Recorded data
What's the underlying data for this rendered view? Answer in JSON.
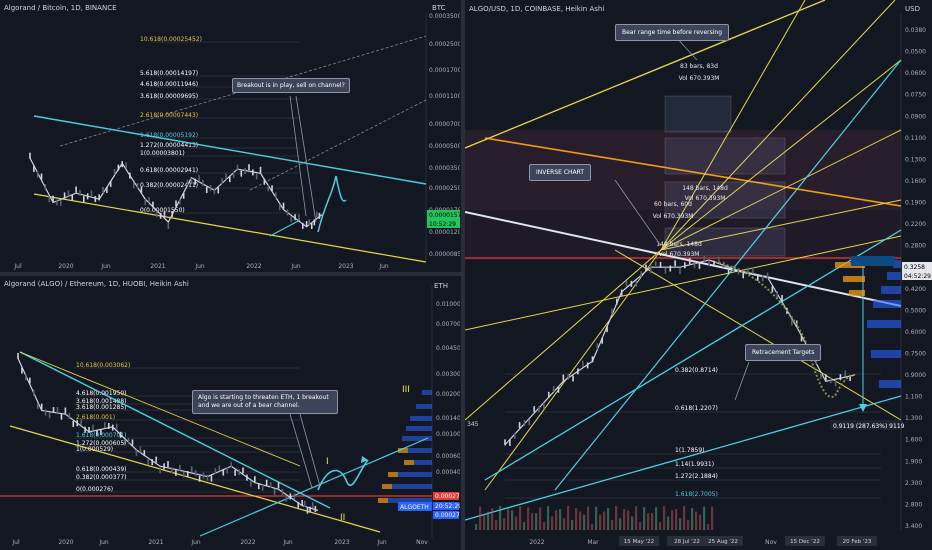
{
  "panels": {
    "top_left": {
      "title": "Algorand / Bitcoin, 1D, BINANCE",
      "axis_label": "BTC",
      "price_ticks": [
        "0.00035000",
        "0.00025000",
        "0.00017000",
        "0.00011000",
        "0.00007000",
        "0.00005000",
        "0.00003500",
        "0.00002500",
        "0.00001700",
        "0.00001200",
        "0.00000850"
      ],
      "time_ticks": [
        "Jul",
        "2020",
        "Jun",
        "2021",
        "Jun",
        "2022",
        "Jun",
        "2023",
        "Jun"
      ],
      "fib_labels": [
        "10.618(0.00025452)",
        "5.618(0.00014197)",
        "4.618(0.00011946)",
        "3.618(0.00009695)",
        "2.618(0.00007443)",
        "1.618(0.00005192)",
        "1.272(0.00004413)",
        "1(0.00003801)",
        "0.618(0.00002941)",
        "0.382(0.00002411)",
        "0(0.00001550)"
      ],
      "annotation": "Breakout is in play, sell on channel?",
      "price_badges": [
        "0.00001576",
        "10:52:29"
      ]
    },
    "bottom_left": {
      "title": "Algorand (ALGO) / Ethereum, 1D, HUOBI, Heikin Ashi",
      "axis_label": "ETH",
      "price_ticks": [
        "0.010000",
        "0.007000",
        "0.004500",
        "0.003000",
        "0.002000",
        "0.001400",
        "0.001000",
        "0.000600",
        "0.000400"
      ],
      "time_ticks": [
        "Jul",
        "2020",
        "Jun",
        "2021",
        "Jun",
        "2022",
        "Jun",
        "2023",
        "Jun",
        "Nov"
      ],
      "fib_labels": [
        "10.618(0.003062)",
        "4.618(0.001950)",
        "3.618(0.001488)",
        "3.618(0.001285)",
        "2.618(0.001)",
        "1.618(0.000701)",
        "1.272(0.000605)",
        "1(0.000529)",
        "0.618(0.000439)",
        "0.382(0.000377)",
        "0(0.000276)"
      ],
      "annotation": "Algo is starting to threaten ETH, 1 breakout and we are out of a bear channel.",
      "roman_labels": [
        "III",
        "I",
        "II"
      ],
      "price_badges": [
        "0.000276",
        "ALGOETH",
        "20:52:29",
        "0.000273"
      ]
    },
    "right": {
      "title": "ALGO/USD, 1D, COINBASE, Heikin Ashi",
      "axis_label": "USD",
      "price_ticks": [
        "0.0380",
        "0.0500",
        "0.0600",
        "0.0750",
        "0.0900",
        "0.1100",
        "0.1300",
        "0.1600",
        "0.1900",
        "0.2200",
        "0.2800",
        "0.3500",
        "0.4200",
        "0.5000",
        "0.6000",
        "0.7500",
        "0.9000",
        "1.100",
        "1.300",
        "1.600",
        "1.900",
        "2.300",
        "2.800",
        "3.400"
      ],
      "time_ticks": [
        "2022",
        "Mar",
        "Nov"
      ],
      "date_badges": [
        "15 May '22",
        "28 Jul '22",
        "25 Aug '22",
        "15 Dec '22",
        "20 Feb '23"
      ],
      "annotations": [
        "Bear range time before reversing",
        "INVERSE CHART",
        "Retracement Targets"
      ],
      "range_labels": [
        "83 bars, 83d",
        "Vol 670.393M",
        "148 bars, 148d",
        "Vol 670.393M",
        "60 bars, 60d",
        "Vol 670.393M",
        "148 bars, 148d",
        "Vol 670.393M"
      ],
      "fib_labels": [
        "0.382(0.8714)",
        "0.618(1.2207)",
        "1(1.7859)",
        "1.14(1.9931)",
        "1.272(2.1884)",
        "1.618(2.7005)"
      ],
      "measure_label": "0.9119 (287.63%) 9119",
      "price_badges": [
        "0.3258",
        "04:52:29"
      ],
      "left_edge_label": "345"
    }
  },
  "colors": {
    "background": "#131722",
    "fib_yellow": "#f0e050",
    "channel_cyan": "#4dd0e1",
    "channel_yellow": "#e8d84a",
    "price_white": "#c8ccd6",
    "orange": "#f39c12",
    "green_badge": "#22c55e",
    "red_line": "#e53935",
    "blue_badge": "#2962ff"
  },
  "chart_data": [
    {
      "type": "line",
      "title": "Algorand / Bitcoin, 1D, BINANCE",
      "ylabel": "BTC",
      "scale": "log",
      "series": [
        {
          "name": "",
          "x": [
            "2019-07",
            "2019-10",
            "2020-01",
            "2020-04",
            "2020-07",
            "2020-10",
            "2021-01",
            "2021-04",
            "2021-07",
            "2021-10",
            "2022-01",
            "2022-04",
            "2022-07",
            "2022-09"
          ],
          "values": [
            3.8e-05,
            1.9e-05,
            2.2e-05,
            2e-05,
            3.5e-05,
            2e-05,
            1.4e-05,
            2.8e-05,
            2.3e-05,
            3.2e-05,
            3e-05,
            1.7e-05,
            1.3e-05,
            1.576e-05
          ]
        }
      ]
    },
    {
      "type": "line",
      "title": "Algorand (ALGO) / Ethereum, 1D, HUOBI, Heikin Ashi",
      "ylabel": "ETH",
      "scale": "log",
      "series": [
        {
          "name": "",
          "x": [
            "2019-07",
            "2019-10",
            "2020-01",
            "2020-04",
            "2020-07",
            "2020-10",
            "2021-01",
            "2021-04",
            "2021-07",
            "2021-10",
            "2022-01",
            "2022-04",
            "2022-07",
            "2022-09"
          ],
          "values": [
            0.004,
            0.0016,
            0.0015,
            0.0011,
            0.0012,
            0.0008,
            0.0006,
            0.00055,
            0.0005,
            0.0006,
            0.00045,
            0.0004,
            0.0003,
            0.000276
          ]
        }
      ]
    },
    {
      "type": "line",
      "title": "ALGO/USD, 1D, COINBASE, Heikin Ashi",
      "ylabel": "USD",
      "scale": "log-inverted",
      "series": [
        {
          "name": "",
          "x": [
            "2022-01",
            "2022-02",
            "2022-03",
            "2022-04",
            "2022-05",
            "2022-06",
            "2022-07",
            "2022-08",
            "2022-09",
            "2022-10",
            "2022-11",
            "2022-12",
            "2023-01"
          ],
          "values": [
            1.6,
            1.2,
            0.9,
            0.75,
            0.4,
            0.32,
            0.32,
            0.3,
            0.33,
            0.35,
            0.55,
            0.9,
            0.85
          ]
        }
      ]
    }
  ]
}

### WHAT THIS TASK INVOLVES:
Every record above should be written out again without change, except that the pictures are left out.

### TASK RESULT:
What's the underlying data for this rendered view? Answer in JSON.
{
  "panels": {
    "top_left": {
      "title": "Algorand / Bitcoin, 1D, BINANCE",
      "axis_label": "BTC",
      "price_ticks": [
        "0.00035000",
        "0.00025000",
        "0.00017000",
        "0.00011000",
        "0.00007000",
        "0.00005000",
        "0.00003500",
        "0.00002500",
        "0.00001700",
        "0.00001200",
        "0.00000850"
      ],
      "time_ticks": [
        "Jul",
        "2020",
        "Jun",
        "2021",
        "Jun",
        "2022",
        "Jun",
        "2023",
        "Jun"
      ],
      "fib_labels": [
        "10.618(0.00025452)",
        "5.618(0.00014197)",
        "4.618(0.00011946)",
        "3.618(0.00009695)",
        "2.618(0.00007443)",
        "1.618(0.00005192)",
        "1.272(0.00004413)",
        "1(0.00003801)",
        "0.618(0.00002941)",
        "0.382(0.00002411)",
        "0(0.00001550)"
      ],
      "annotation": "Breakout is in play, sell on channel?",
      "price_badges": [
        "0.00001576",
        "10:52:29"
      ]
    },
    "bottom_left": {
      "title": "Algorand (ALGO) / Ethereum, 1D, HUOBI, Heikin Ashi",
      "axis_label": "ETH",
      "price_ticks": [
        "0.010000",
        "0.007000",
        "0.004500",
        "0.003000",
        "0.002000",
        "0.001400",
        "0.001000",
        "0.000600",
        "0.000400"
      ],
      "time_ticks": [
        "Jul",
        "2020",
        "Jun",
        "2021",
        "Jun",
        "2022",
        "Jun",
        "2023",
        "Jun",
        "Nov"
      ],
      "fib_labels": [
        "10.618(0.003062)",
        "4.618(0.001950)",
        "3.618(0.001488)",
        "3.618(0.001285)",
        "2.618(0.001)",
        "1.618(0.000701)",
        "1.272(0.000605)",
        "1(0.000529)",
        "0.618(0.000439)",
        "0.382(0.000377)",
        "0(0.000276)"
      ],
      "annotation": "Algo is starting to threaten ETH, 1 breakout and we are out of a bear channel.",
      "roman_labels": [
        "III",
        "I",
        "II"
      ],
      "price_badges": [
        "0.000276",
        "ALGOETH",
        "20:52:29",
        "0.000273"
      ]
    },
    "right": {
      "title": "ALGO/USD, 1D, COINBASE, Heikin Ashi",
      "axis_label": "USD",
      "price_ticks": [
        "0.0380",
        "0.0500",
        "0.0600",
        "0.0750",
        "0.0900",
        "0.1100",
        "0.1300",
        "0.1600",
        "0.1900",
        "0.2200",
        "0.2800",
        "0.3500",
        "0.4200",
        "0.5000",
        "0.6000",
        "0.7500",
        "0.9000",
        "1.100",
        "1.300",
        "1.600",
        "1.900",
        "2.300",
        "2.800",
        "3.400"
      ],
      "time_ticks": [
        "2022",
        "Mar",
        "Nov"
      ],
      "date_badges": [
        "15 May '22",
        "28 Jul '22",
        "25 Aug '22",
        "15 Dec '22",
        "20 Feb '23"
      ],
      "annotations": [
        "Bear range time before reversing",
        "INVERSE CHART",
        "Retracement Targets"
      ],
      "range_labels": [
        "83 bars, 83d",
        "Vol 670.393M",
        "148 bars, 148d",
        "Vol 670.393M",
        "60 bars, 60d",
        "Vol 670.393M",
        "148 bars, 148d",
        "Vol 670.393M"
      ],
      "fib_labels": [
        "0.382(0.8714)",
        "0.618(1.2207)",
        "1(1.7859)",
        "1.14(1.9931)",
        "1.272(2.1884)",
        "1.618(2.7005)"
      ],
      "measure_label": "0.9119 (287.63%) 9119",
      "price_badges": [
        "0.3258",
        "04:52:29"
      ],
      "left_edge_label": "345"
    }
  },
  "colors": {
    "background": "#131722",
    "fib_yellow": "#f0e050",
    "channel_cyan": "#4dd0e1",
    "channel_yellow": "#e8d84a",
    "price_white": "#c8ccd6",
    "orange": "#f39c12",
    "green_badge": "#22c55e",
    "red_line": "#e53935",
    "blue_badge": "#2962ff"
  },
  "chart_data": [
    {
      "type": "line",
      "title": "Algorand / Bitcoin, 1D, BINANCE",
      "ylabel": "BTC",
      "scale": "log",
      "series": [
        {
          "name": "",
          "x": [
            "2019-07",
            "2019-10",
            "2020-01",
            "2020-04",
            "2020-07",
            "2020-10",
            "2021-01",
            "2021-04",
            "2021-07",
            "2021-10",
            "2022-01",
            "2022-04",
            "2022-07",
            "2022-09"
          ],
          "values": [
            3.8e-05,
            1.9e-05,
            2.2e-05,
            2e-05,
            3.5e-05,
            2e-05,
            1.4e-05,
            2.8e-05,
            2.3e-05,
            3.2e-05,
            3e-05,
            1.7e-05,
            1.3e-05,
            1.576e-05
          ]
        }
      ]
    },
    {
      "type": "line",
      "title": "Algorand (ALGO) / Ethereum, 1D, HUOBI, Heikin Ashi",
      "ylabel": "ETH",
      "scale": "log",
      "series": [
        {
          "name": "",
          "x": [
            "2019-07",
            "2019-10",
            "2020-01",
            "2020-04",
            "2020-07",
            "2020-10",
            "2021-01",
            "2021-04",
            "2021-07",
            "2021-10",
            "2022-01",
            "2022-04",
            "2022-07",
            "2022-09"
          ],
          "values": [
            0.004,
            0.0016,
            0.0015,
            0.0011,
            0.0012,
            0.0008,
            0.0006,
            0.00055,
            0.0005,
            0.0006,
            0.00045,
            0.0004,
            0.0003,
            0.000276
          ]
        }
      ]
    },
    {
      "type": "line",
      "title": "ALGO/USD, 1D, COINBASE, Heikin Ashi",
      "ylabel": "USD",
      "scale": "log-inverted",
      "series": [
        {
          "name": "",
          "x": [
            "2022-01",
            "2022-02",
            "2022-03",
            "2022-04",
            "2022-05",
            "2022-06",
            "2022-07",
            "2022-08",
            "2022-09",
            "2022-10",
            "2022-11",
            "2022-12",
            "2023-01"
          ],
          "values": [
            1.6,
            1.2,
            0.9,
            0.75,
            0.4,
            0.32,
            0.32,
            0.3,
            0.33,
            0.35,
            0.55,
            0.9,
            0.85
          ]
        }
      ]
    }
  ]
}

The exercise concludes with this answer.